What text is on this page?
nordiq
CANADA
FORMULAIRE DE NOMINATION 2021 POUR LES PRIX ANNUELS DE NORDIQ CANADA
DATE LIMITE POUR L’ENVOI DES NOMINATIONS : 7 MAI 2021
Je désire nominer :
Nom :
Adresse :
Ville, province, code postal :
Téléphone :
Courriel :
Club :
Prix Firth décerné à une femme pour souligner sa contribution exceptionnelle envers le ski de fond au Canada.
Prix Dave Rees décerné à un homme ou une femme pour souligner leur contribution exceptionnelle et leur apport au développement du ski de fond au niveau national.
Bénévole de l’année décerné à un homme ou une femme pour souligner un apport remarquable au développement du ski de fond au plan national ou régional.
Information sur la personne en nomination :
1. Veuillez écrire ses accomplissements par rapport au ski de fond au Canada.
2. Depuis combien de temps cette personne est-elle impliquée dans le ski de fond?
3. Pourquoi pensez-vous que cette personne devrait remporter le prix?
========================================
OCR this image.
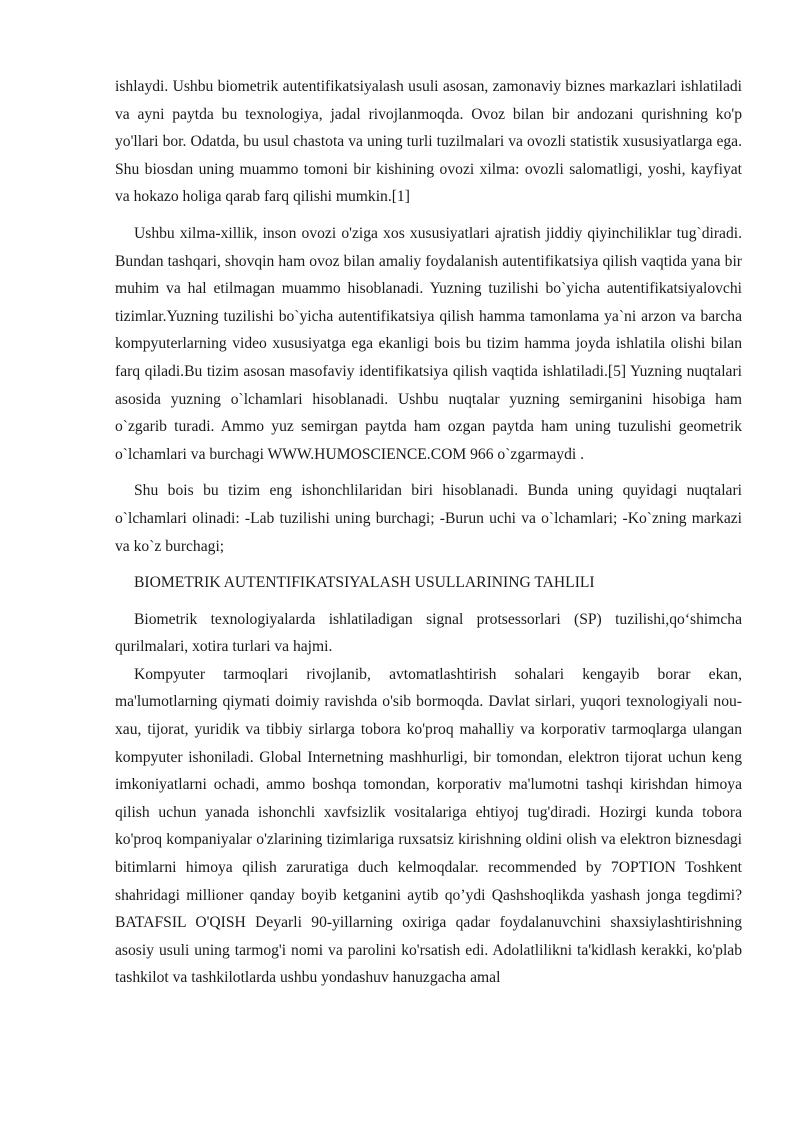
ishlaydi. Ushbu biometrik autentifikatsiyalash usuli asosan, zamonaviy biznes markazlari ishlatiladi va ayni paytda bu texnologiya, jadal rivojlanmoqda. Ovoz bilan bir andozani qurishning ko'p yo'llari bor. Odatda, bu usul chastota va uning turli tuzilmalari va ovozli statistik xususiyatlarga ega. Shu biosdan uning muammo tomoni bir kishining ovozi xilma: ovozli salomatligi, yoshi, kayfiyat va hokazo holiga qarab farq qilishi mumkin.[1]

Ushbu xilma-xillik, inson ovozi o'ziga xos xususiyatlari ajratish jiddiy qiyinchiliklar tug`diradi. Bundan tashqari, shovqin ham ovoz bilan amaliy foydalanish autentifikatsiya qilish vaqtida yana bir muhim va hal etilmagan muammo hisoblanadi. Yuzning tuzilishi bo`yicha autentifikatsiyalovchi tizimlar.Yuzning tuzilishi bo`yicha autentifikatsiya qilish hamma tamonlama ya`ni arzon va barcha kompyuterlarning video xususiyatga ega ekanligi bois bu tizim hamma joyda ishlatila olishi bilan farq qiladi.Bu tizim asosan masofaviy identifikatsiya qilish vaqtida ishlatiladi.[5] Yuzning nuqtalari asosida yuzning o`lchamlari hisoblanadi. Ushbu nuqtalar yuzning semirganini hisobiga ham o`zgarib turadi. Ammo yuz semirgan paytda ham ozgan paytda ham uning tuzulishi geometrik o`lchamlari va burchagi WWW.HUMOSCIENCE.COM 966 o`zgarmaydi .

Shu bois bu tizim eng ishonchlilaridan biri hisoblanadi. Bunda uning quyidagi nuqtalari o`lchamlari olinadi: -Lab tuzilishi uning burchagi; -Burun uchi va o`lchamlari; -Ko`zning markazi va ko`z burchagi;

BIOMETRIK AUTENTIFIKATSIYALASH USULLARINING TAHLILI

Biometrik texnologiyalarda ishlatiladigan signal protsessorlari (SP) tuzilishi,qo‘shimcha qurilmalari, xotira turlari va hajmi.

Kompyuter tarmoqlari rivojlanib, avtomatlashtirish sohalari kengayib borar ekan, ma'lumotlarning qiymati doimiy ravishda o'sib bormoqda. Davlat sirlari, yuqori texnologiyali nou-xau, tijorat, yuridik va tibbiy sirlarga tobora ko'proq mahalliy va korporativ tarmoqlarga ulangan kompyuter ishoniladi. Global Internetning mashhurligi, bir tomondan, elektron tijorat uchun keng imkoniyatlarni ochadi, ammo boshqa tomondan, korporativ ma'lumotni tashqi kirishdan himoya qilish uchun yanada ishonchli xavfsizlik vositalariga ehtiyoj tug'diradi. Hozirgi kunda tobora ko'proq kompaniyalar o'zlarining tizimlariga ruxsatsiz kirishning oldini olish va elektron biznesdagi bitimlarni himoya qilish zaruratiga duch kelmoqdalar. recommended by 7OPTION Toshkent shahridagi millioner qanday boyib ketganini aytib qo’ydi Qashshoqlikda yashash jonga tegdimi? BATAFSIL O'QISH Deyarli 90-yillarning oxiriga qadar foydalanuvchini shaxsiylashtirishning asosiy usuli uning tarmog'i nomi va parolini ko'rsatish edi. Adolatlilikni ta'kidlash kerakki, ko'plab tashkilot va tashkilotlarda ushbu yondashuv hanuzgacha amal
========================================
WHAT YOU HAVE TO DO: From the material above, gather all lines that include the string "cette" and copy them.

EXERCISE OUTPUT:
2. Depuis combien de temps cette personne est-elle impliquée dans le ski de fond?
3. Pourquoi pensez-vous que cette personne devrait remporter le prix?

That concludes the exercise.